(Data listing)
★ ★ ★ ★ ★
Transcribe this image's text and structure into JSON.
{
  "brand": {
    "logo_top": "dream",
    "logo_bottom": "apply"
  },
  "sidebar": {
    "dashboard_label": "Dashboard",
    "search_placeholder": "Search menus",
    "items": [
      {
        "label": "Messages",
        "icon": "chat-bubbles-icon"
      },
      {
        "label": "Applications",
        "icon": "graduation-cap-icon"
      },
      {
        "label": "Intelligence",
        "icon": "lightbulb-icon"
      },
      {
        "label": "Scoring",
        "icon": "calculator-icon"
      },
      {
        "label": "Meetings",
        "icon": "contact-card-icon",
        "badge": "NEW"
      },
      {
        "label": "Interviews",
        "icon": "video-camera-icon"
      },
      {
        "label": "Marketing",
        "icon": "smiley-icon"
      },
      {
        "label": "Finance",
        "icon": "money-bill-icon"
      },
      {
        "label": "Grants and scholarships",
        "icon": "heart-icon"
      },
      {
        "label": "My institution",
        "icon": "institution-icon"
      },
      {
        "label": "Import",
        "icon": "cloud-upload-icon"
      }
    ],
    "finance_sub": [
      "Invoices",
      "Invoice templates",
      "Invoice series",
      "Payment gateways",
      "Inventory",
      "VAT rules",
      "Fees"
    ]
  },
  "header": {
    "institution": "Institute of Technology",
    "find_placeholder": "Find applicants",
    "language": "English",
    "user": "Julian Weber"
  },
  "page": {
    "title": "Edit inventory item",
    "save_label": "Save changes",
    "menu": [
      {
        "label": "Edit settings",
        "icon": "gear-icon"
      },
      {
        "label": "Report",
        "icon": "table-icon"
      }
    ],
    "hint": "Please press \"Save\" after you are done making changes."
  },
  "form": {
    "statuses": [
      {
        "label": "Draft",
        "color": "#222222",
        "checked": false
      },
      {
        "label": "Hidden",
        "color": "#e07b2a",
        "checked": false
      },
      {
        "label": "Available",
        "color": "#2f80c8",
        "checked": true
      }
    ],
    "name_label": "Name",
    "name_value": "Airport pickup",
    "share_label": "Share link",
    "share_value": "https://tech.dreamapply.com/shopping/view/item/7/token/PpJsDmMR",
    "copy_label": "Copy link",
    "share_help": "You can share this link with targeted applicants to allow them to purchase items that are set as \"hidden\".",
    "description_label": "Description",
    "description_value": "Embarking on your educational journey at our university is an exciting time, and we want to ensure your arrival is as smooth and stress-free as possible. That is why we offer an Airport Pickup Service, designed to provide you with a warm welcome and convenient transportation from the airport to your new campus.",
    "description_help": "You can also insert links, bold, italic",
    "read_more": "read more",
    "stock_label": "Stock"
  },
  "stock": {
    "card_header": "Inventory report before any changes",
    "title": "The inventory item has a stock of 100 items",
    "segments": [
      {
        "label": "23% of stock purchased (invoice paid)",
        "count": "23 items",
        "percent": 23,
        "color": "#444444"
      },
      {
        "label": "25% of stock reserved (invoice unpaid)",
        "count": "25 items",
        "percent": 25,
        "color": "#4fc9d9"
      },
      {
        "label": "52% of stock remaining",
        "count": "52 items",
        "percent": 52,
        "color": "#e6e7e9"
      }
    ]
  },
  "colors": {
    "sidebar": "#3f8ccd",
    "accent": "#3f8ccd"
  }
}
★ ★ ★ ★ ★
— THE REQUEST —
Write each line above out exactly.

— RESULT OF THE EXERCISE —
Transcribe this image's text and structure into JSON.
{
  "brand": {
    "logo_top": "dream",
    "logo_bottom": "apply"
  },
  "sidebar": {
    "dashboard_label": "Dashboard",
    "search_placeholder": "Search menus",
    "items": [
      {
        "label": "Messages",
        "icon": "chat-bubbles-icon"
      },
      {
        "label": "Applications",
        "icon": "graduation-cap-icon"
      },
      {
        "label": "Intelligence",
        "icon": "lightbulb-icon"
      },
      {
        "label": "Scoring",
        "icon": "calculator-icon"
      },
      {
        "label": "Meetings",
        "icon": "contact-card-icon",
        "badge": "NEW"
      },
      {
        "label": "Interviews",
        "icon": "video-camera-icon"
      },
      {
        "label": "Marketing",
        "icon": "smiley-icon"
      },
      {
        "label": "Finance",
        "icon": "money-bill-icon"
      },
      {
        "label": "Grants and scholarships",
        "icon": "heart-icon"
      },
      {
        "label": "My institution",
        "icon": "institution-icon"
      },
      {
        "label": "Import",
        "icon": "cloud-upload-icon"
      }
    ],
    "finance_sub": [
      "Invoices",
      "Invoice templates",
      "Invoice series",
      "Payment gateways",
      "Inventory",
      "VAT rules",
      "Fees"
    ]
  },
  "header": {
    "institution": "Institute of Technology",
    "find_placeholder": "Find applicants",
    "language": "English",
    "user": "Julian Weber"
  },
  "page": {
    "title": "Edit inventory item",
    "save_label": "Save changes",
    "menu": [
      {
        "label": "Edit settings",
        "icon": "gear-icon"
      },
      {
        "label": "Report",
        "icon": "table-icon"
      }
    ],
    "hint": "Please press \"Save\" after you are done making changes."
  },
  "form": {
    "statuses": [
      {
        "label": "Draft",
        "color": "#222222",
        "checked": false
      },
      {
        "label": "Hidden",
        "color": "#e07b2a",
        "checked": false
      },
      {
        "label": "Available",
        "color": "#2f80c8",
        "checked": true
      }
    ],
    "name_label": "Name",
    "name_value": "Airport pickup",
    "share_label": "Share link",
    "share_value": "https://tech.dreamapply.com/shopping/view/item/7/token/PpJsDmMR",
    "copy_label": "Copy link",
    "share_help": "You can share this link with targeted applicants to allow them to purchase items that are set as \"hidden\".",
    "description_label": "Description",
    "description_value": "Embarking on your educational journey at our university is an exciting time, and we want to ensure your arrival is as smooth and stress-free as possible. That is why we offer an Airport Pickup Service, designed to provide you with a warm welcome and convenient transportation from the airport to your new campus.",
    "description_help": "You can also insert links, bold, italic",
    "read_more": "read more",
    "stock_label": "Stock"
  },
  "stock": {
    "card_header": "Inventory report before any changes",
    "title": "The inventory item has a stock of 100 items",
    "segments": [
      {
        "label": "23% of stock purchased (invoice paid)",
        "count": "23 items",
        "percent": 23,
        "color": "#444444"
      },
      {
        "label": "25% of stock reserved (invoice unpaid)",
        "count": "25 items",
        "percent": 25,
        "color": "#4fc9d9"
      },
      {
        "label": "52% of stock remaining",
        "count": "52 items",
        "percent": 52,
        "color": "#e6e7e9"
      }
    ]
  },
  "colors": {
    "sidebar": "#3f8ccd",
    "accent": "#3f8ccd"
  }
}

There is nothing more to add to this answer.